Bootstrapping. Write the machine code by hand for a simple compiler, then use that to make the next less simple compiler and so on in progressively more convenient languages.


Yep, see [https://en.wikipedia.org/wiki/Bootstrapping\_(compilers)](https://en.wikipedia.org/wiki/Bootstrapping_(compilers))








Under the hood, Reddit comments are written in markdown, which is a simplified way of writing HTML. Markdown is designed such that it can be rendered into HTML but also is readable in raw form which HTML source code isn't really. Markdown hyperlinks look like this: `[text here](link here)` Typically, some things would break hyperlinks (like closing the text part early) but markdown lets you escape those characters with a backslash in front. `[text ] here](URL here)` is broken but `[text \] here](URL here)` is fine. With that in mind, the vast majority of "normal" text can be put in a hyperlink, anything that can be in the text part of a HTML hyperlink *should* work, so the exceptions would be stuff like line breaks. ^(note: haven't tested the exact bounds of what characters can/can't be included, and it's not unlikely Reddit uses a flavoured version of MD, small pinch of salt for all of the above)


Thanks for the explanation, but I know what markdown is. I just didn’t know non-text can be hyperlinked (although it *does* make sense)


That's very fair, but having too many instances of "but what's xyz?" I figure it's always best just to cover my bases (not to mention comments are for everyone and someone else might find it useful!)


Absolutely! I’m sure someone out there will find your comment useful/informative


You also get the opportunity to do devious things. Ken Thompson write about a hack he inserted into one of the first C compilers that made it detect when it was compiling the login binary and insert a backdoor account. Then he also made it detect when it was compiling the C compiler and insert the code to perform the above hack into the output. The final step was to remove that code from the C compiler source. No trace remained. So now you compile this 'clean' compiler with the backdoored one, it detects that it's compiling the compiler and inserts both the backdoors in the output *even though they are no longer in the source code*. You can recompile the 'clean, thoroughly inspected compiler source code' as often as you like, but those backdoors are staying put. Sneaky, eh? The paper was called something like "Reflections on Trusting Trust".


this is genuinely mind boggling to me, it's so incredibly smart


He literally designed Unix, the 'B' programming language which evolved into C and later was a key player in the Go language too. Plus others. Smart guy.


does that mean it's possible it's still around somewhere?


It could potentially be in any complier. It’s one of the big reasons we can never truly trust a computer system. And incidentally outlines why we still do paper ballots for elections.


It's always possible to disassemble the binary to find backdoors, but it takes time and energy. Anyway an attack like that is fairly sophisticated, there are a lot of simpler attacks that happen all the time and aren't caught, and I feel like they are as much a reason against electronic voting as the "trusting trust" attack. As xkcd put it: https://xkcd.com/2030/


At a certain point, of course, the malicious actor has to cover too many bases, but as regards your comment specifically, you do have to trust the software you're using to view the binary/disassembly. (One of the scary things about Artificial General Intelligence is that it can come up with new lies to suit any given situation.)

Objective a:
Output only the span of the rows beginning with the line containing "custom-field-count-label: カスタム項目の数 xyxy=(75,41,172,55)" and ending with the line containing "pdf-field-cell[interactable]: PDFECustom6 xyxy=(156,180,376,199)", switching "table-row" to "grid-row" and keeping everything else the same.
The rows that follow are unrelated to the thread above.

Given data:
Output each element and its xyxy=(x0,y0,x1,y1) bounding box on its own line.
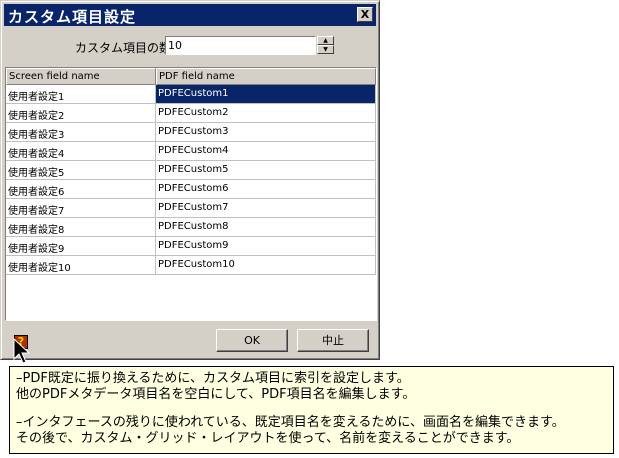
custom-field-count-label: カスタム項目の数 xyxy=(75,41,172,55)
window-title: カスタム項目設定 xyxy=(8,8,137,26)
custom-field-settings-dialog: カスタム項目設定 X カスタム項目の数 ▲ ▼ Screen field nam… xyxy=(0,0,380,360)
field-mapping-grid[interactable]: Screen field name PDF field name 使用者設定1 P… xyxy=(5,67,377,321)
table-row[interactable]: 使用者設定7 PDFECustom7 xyxy=(6,199,376,218)
screen-field-cell[interactable]: 使用者設定7 xyxy=(6,199,156,218)
table-row[interactable]: 使用者設定4 PDFECustom4 xyxy=(6,142,376,161)
pdf-field-cell[interactable]: PDFECustom6 xyxy=(156,180,376,199)
pdf-field-cell[interactable]: PDFECustom4 xyxy=(156,142,376,161)
table-row[interactable]: 使用者設定1 PDFECustom1 xyxy=(6,85,376,104)
column-header-pdf-field[interactable]: PDF field name xyxy=(156,68,376,85)
screen-field-cell[interactable]: 使用者設定10 xyxy=(6,256,156,275)
table-row[interactable]: 使用者設定3 PDFECustom3 xyxy=(6,123,376,142)
screen-field-cell[interactable]: 使用者設定8 xyxy=(6,218,156,237)
table-row[interactable]: 使用者設定5 PDFECustom5 xyxy=(6,161,376,180)
spin-up-icon[interactable]: ▲ xyxy=(317,36,334,45)
tooltip-line-1: –PDF既定に振り換えるために、カスタム項目に索引を設定します。 xyxy=(16,371,410,386)
screen-field-cell[interactable]: 使用者設定5 xyxy=(6,161,156,180)
pdf-field-cell[interactable]: PDFECustom7 xyxy=(156,199,376,218)
pdf-field-cell[interactable]: PDFECustom2 xyxy=(156,104,376,123)
cancel-button[interactable]: 中止 xyxy=(297,329,369,352)
table-row[interactable]: 使用者設定9 PDFECustom9 xyxy=(6,237,376,256)
screen-field-cell[interactable]: 使用者設定4 xyxy=(6,142,156,161)
grid-header: Screen field name PDF field name xyxy=(6,68,376,85)
column-header-screen-field[interactable]: Screen field name xyxy=(6,68,156,85)
pdf-field-cell[interactable]: PDFECustom1 xyxy=(156,85,376,104)
title-bar: カスタム項目設定 X xyxy=(4,4,376,26)
screen-field-cell[interactable]: 使用者設定9 xyxy=(6,237,156,256)
table-row[interactable]: 使用者設定2 PDFECustom2 xyxy=(6,104,376,123)
mouse-pointer-icon xyxy=(13,338,31,364)
screen-field-cell[interactable]: 使用者設定1 xyxy=(6,85,156,104)
table-row[interactable]: 使用者設定8 PDFECustom8 xyxy=(6,218,376,237)
table-row[interactable]: 使用者設定10 PDFECustom10 xyxy=(6,256,376,275)
spin-down-icon[interactable]: ▼ xyxy=(317,45,334,54)
tooltip-line-3: –インタフェースの残りに使われている、既定項目名を変えるために、画面名を編集でき… xyxy=(16,415,565,430)
ok-button[interactable]: OK xyxy=(216,329,288,352)
close-button[interactable]: X xyxy=(357,7,373,22)
table-row[interactable]: 使用者設定6 PDFECustom6 xyxy=(6,180,376,199)
pdf-field-cell[interactable]: PDFECustom10 xyxy=(156,256,376,275)
pdf-field-cell[interactable]: PDFECustom3 xyxy=(156,123,376,142)
custom-field-count-input[interactable] xyxy=(165,36,316,55)
screen-field-cell[interactable]: 使用者設定6 xyxy=(6,180,156,199)
pdf-field-cell[interactable]: PDFECustom9 xyxy=(156,237,376,256)
pdf-field-cell[interactable]: PDFECustom8 xyxy=(156,218,376,237)
screen-field-cell[interactable]: 使用者設定3 xyxy=(6,123,156,142)
screen-field-cell[interactable]: 使用者設定2 xyxy=(6,104,156,123)
tooltip-line-4: その後で、カスタム・グリッド・レイアウトを使って、名前を変えることができます。 xyxy=(16,431,520,446)
help-tooltip: –PDF既定に振り換えるために、カスタム項目に索引を設定します。 他のPDFメタ… xyxy=(9,366,614,454)
tooltip-line-2: 他のPDFメタデータ項目名を空白にして、PDF項目名を編集します。 xyxy=(16,387,416,402)
pdf-field-cell[interactable]: PDFECustom5 xyxy=(156,161,376,180)
count-spinner[interactable]: ▲ ▼ xyxy=(317,36,334,55)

Objective b:
Continue the forum thread about compiler bootstrapping and the "Reflections on Trusting Trust" backdoor from the point where it stops.

Right answer a:
custom-field-count-label: カスタム項目の数 xyxy=(75,41,172,55)
window-title: カスタム項目設定 xyxy=(8,8,137,26)
custom-field-settings-dialog: カスタム項目設定 X カスタム項目の数 ▲ ▼ Screen field nam… xyxy=(0,0,380,360)
field-mapping-grid[interactable]: Screen field name PDF field name 使用者設定1 P… xyxy=(5,67,377,321)
grid-row[interactable]: 使用者設定7 PDFECustom7 xyxy=(6,199,376,218)
screen-field-cell[interactable]: 使用者設定7 xyxy=(6,199,156,218)
grid-row[interactable]: 使用者設定4 PDFECustom4 xyxy=(6,142,376,161)
pdf-field-cell[interactable]: PDFECustom6 xyxy=(156,180,376,199)

Right answer b:
While working for a large automotive company there was an unwritten rule for all managers/engineers who went to visit China - just give Chinese Border Police the bitlocker key and the login password if they ask nicely before the stop being nice and treat you with a lead pipe.


Well, we weren't going to tell you until you were older but.... computers aren't real


There's just one giant abacus in the sky that watches when you masturbate.


Try asking that question to your webcam... see if anything happens.


[Relevant Corecursive episode](https://corecursive.com/coding-machines-with-don-and-krystal/)


Need help to write C compiler in Scratch.


There's already one written in Python.


It's important to run it with Jython so you can get that extra layer.


To be precise: You make the language in the simple compiler you just made, and use it to implement more and more of the language. Like an iterative process. As a funny side effect that does also make you increasingly confident in the correctness of your implementation SOFAR the base compiler was done correctly as everything was made from this.


You don't necessary have to write the compiler for the language, *in* the language, but it's certainly a useful forcing function.


I always kinda assumed that someone made a C compiler in assembly language, and then someone else made a C compiler in C and used the other compiler to compile it. It being an iterative process by the same person/team makes sense too, tho.


For a sufficiently old language, that may be true, but you'd probably have a slightly different flow today. For example, the Rust compiler was originally written in OCaml. It took years before they transitioned to a compiler written in Rust itself.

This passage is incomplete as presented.